## Instruction
Copy the data precisely, character for character, and leave out every picture.

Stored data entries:
──────────────────────────────

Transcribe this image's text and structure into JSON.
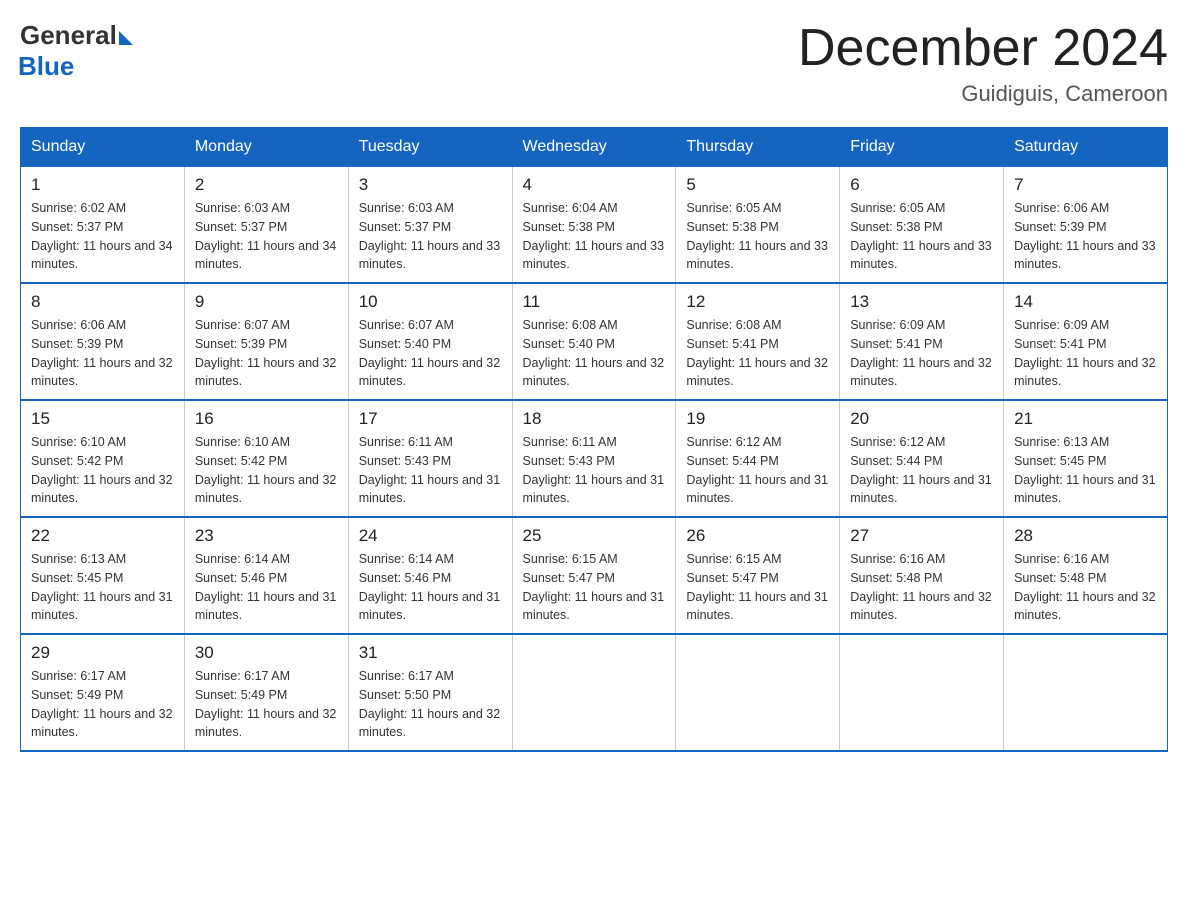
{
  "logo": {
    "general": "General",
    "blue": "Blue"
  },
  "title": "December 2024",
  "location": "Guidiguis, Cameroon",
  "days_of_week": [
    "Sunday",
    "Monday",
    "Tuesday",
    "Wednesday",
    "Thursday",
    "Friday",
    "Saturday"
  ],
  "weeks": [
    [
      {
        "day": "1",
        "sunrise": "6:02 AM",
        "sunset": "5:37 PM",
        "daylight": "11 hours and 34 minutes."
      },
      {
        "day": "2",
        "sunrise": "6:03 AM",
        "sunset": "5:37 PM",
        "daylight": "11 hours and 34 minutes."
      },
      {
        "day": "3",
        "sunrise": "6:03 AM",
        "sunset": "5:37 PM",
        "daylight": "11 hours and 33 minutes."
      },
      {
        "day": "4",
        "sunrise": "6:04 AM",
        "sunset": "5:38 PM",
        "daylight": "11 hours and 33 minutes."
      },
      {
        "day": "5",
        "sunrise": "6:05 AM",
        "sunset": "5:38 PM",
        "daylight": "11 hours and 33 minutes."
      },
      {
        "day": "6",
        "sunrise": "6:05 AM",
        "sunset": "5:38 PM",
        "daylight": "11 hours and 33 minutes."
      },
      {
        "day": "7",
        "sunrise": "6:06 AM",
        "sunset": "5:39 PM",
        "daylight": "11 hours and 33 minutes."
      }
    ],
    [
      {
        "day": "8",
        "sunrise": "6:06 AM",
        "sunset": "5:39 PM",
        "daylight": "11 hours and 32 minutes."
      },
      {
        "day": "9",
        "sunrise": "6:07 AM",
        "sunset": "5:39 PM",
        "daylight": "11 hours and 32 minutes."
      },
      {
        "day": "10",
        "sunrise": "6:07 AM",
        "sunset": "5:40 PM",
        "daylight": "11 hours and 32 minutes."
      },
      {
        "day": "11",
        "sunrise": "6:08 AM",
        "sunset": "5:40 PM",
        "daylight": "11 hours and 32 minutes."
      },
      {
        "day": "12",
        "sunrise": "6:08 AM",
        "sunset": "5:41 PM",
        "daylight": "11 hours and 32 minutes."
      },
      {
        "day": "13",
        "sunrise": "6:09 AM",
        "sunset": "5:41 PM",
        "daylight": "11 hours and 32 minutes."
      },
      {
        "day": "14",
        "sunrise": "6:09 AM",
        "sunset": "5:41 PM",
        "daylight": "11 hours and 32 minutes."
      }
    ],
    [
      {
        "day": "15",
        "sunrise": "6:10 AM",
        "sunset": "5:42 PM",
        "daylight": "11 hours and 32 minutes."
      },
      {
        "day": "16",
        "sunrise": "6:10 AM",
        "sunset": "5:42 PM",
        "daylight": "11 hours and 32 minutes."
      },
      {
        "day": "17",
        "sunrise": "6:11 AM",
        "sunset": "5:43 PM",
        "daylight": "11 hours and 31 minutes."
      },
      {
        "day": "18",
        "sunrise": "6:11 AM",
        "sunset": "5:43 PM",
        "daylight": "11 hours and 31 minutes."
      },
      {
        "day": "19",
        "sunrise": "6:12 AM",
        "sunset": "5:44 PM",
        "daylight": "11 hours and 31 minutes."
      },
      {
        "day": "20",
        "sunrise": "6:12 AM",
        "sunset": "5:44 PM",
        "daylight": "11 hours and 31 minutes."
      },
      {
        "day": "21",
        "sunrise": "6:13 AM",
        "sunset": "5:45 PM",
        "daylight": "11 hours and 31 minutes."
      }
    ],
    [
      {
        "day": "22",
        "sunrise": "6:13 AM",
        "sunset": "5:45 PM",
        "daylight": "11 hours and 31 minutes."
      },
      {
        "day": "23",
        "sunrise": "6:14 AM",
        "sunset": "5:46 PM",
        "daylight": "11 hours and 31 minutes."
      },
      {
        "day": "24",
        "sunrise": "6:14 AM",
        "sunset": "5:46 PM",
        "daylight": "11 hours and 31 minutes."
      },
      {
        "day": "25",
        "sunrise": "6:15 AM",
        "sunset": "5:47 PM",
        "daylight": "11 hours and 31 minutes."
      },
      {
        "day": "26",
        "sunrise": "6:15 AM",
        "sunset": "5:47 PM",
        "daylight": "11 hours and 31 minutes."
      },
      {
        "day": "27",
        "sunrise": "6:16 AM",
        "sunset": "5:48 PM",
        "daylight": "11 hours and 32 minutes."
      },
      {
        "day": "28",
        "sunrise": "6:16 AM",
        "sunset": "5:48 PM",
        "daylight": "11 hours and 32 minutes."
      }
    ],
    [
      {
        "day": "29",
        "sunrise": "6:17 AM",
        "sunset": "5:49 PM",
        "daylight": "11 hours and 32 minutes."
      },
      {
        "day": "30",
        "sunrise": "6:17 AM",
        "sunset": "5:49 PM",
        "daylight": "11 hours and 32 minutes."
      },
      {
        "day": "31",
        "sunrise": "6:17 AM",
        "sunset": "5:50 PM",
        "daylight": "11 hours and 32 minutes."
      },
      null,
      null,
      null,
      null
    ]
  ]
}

──────────────────────────────

## Response for this exercise
Transcribe this image's text and structure into JSON.
{
  "logo": {
    "general": "General",
    "blue": "Blue"
  },
  "title": "December 2024",
  "location": "Guidiguis, Cameroon",
  "days_of_week": [
    "Sunday",
    "Monday",
    "Tuesday",
    "Wednesday",
    "Thursday",
    "Friday",
    "Saturday"
  ],
  "weeks": [
    [
      {
        "day": "1",
        "sunrise": "6:02 AM",
        "sunset": "5:37 PM",
        "daylight": "11 hours and 34 minutes."
      },
      {
        "day": "2",
        "sunrise": "6:03 AM",
        "sunset": "5:37 PM",
        "daylight": "11 hours and 34 minutes."
      },
      {
        "day": "3",
        "sunrise": "6:03 AM",
        "sunset": "5:37 PM",
        "daylight": "11 hours and 33 minutes."
      },
      {
        "day": "4",
        "sunrise": "6:04 AM",
        "sunset": "5:38 PM",
        "daylight": "11 hours and 33 minutes."
      },
      {
        "day": "5",
        "sunrise": "6:05 AM",
        "sunset": "5:38 PM",
        "daylight": "11 hours and 33 minutes."
      },
      {
        "day": "6",
        "sunrise": "6:05 AM",
        "sunset": "5:38 PM",
        "daylight": "11 hours and 33 minutes."
      },
      {
        "day": "7",
        "sunrise": "6:06 AM",
        "sunset": "5:39 PM",
        "daylight": "11 hours and 33 minutes."
      }
    ],
    [
      {
        "day": "8",
        "sunrise": "6:06 AM",
        "sunset": "5:39 PM",
        "daylight": "11 hours and 32 minutes."
      },
      {
        "day": "9",
        "sunrise": "6:07 AM",
        "sunset": "5:39 PM",
        "daylight": "11 hours and 32 minutes."
      },
      {
        "day": "10",
        "sunrise": "6:07 AM",
        "sunset": "5:40 PM",
        "daylight": "11 hours and 32 minutes."
      },
      {
        "day": "11",
        "sunrise": "6:08 AM",
        "sunset": "5:40 PM",
        "daylight": "11 hours and 32 minutes."
      },
      {
        "day": "12",
        "sunrise": "6:08 AM",
        "sunset": "5:41 PM",
        "daylight": "11 hours and 32 minutes."
      },
      {
        "day": "13",
        "sunrise": "6:09 AM",
        "sunset": "5:41 PM",
        "daylight": "11 hours and 32 minutes."
      },
      {
        "day": "14",
        "sunrise": "6:09 AM",
        "sunset": "5:41 PM",
        "daylight": "11 hours and 32 minutes."
      }
    ],
    [
      {
        "day": "15",
        "sunrise": "6:10 AM",
        "sunset": "5:42 PM",
        "daylight": "11 hours and 32 minutes."
      },
      {
        "day": "16",
        "sunrise": "6:10 AM",
        "sunset": "5:42 PM",
        "daylight": "11 hours and 32 minutes."
      },
      {
        "day": "17",
        "sunrise": "6:11 AM",
        "sunset": "5:43 PM",
        "daylight": "11 hours and 31 minutes."
      },
      {
        "day": "18",
        "sunrise": "6:11 AM",
        "sunset": "5:43 PM",
        "daylight": "11 hours and 31 minutes."
      },
      {
        "day": "19",
        "sunrise": "6:12 AM",
        "sunset": "5:44 PM",
        "daylight": "11 hours and 31 minutes."
      },
      {
        "day": "20",
        "sunrise": "6:12 AM",
        "sunset": "5:44 PM",
        "daylight": "11 hours and 31 minutes."
      },
      {
        "day": "21",
        "sunrise": "6:13 AM",
        "sunset": "5:45 PM",
        "daylight": "11 hours and 31 minutes."
      }
    ],
    [
      {
        "day": "22",
        "sunrise": "6:13 AM",
        "sunset": "5:45 PM",
        "daylight": "11 hours and 31 minutes."
      },
      {
        "day": "23",
        "sunrise": "6:14 AM",
        "sunset": "5:46 PM",
        "daylight": "11 hours and 31 minutes."
      },
      {
        "day": "24",
        "sunrise": "6:14 AM",
        "sunset": "5:46 PM",
        "daylight": "11 hours and 31 minutes."
      },
      {
        "day": "25",
        "sunrise": "6:15 AM",
        "sunset": "5:47 PM",
        "daylight": "11 hours and 31 minutes."
      },
      {
        "day": "26",
        "sunrise": "6:15 AM",
        "sunset": "5:47 PM",
        "daylight": "11 hours and 31 minutes."
      },
      {
        "day": "27",
        "sunrise": "6:16 AM",
        "sunset": "5:48 PM",
        "daylight": "11 hours and 32 minutes."
      },
      {
        "day": "28",
        "sunrise": "6:16 AM",
        "sunset": "5:48 PM",
        "daylight": "11 hours and 32 minutes."
      }
    ],
    [
      {
        "day": "29",
        "sunrise": "6:17 AM",
        "sunset": "5:49 PM",
        "daylight": "11 hours and 32 minutes."
      },
      {
        "day": "30",
        "sunrise": "6:17 AM",
        "sunset": "5:49 PM",
        "daylight": "11 hours and 32 minutes."
      },
      {
        "day": "31",
        "sunrise": "6:17 AM",
        "sunset": "5:50 PM",
        "daylight": "11 hours and 32 minutes."
      },
      null,
      null,
      null,
      null
    ]
  ]
}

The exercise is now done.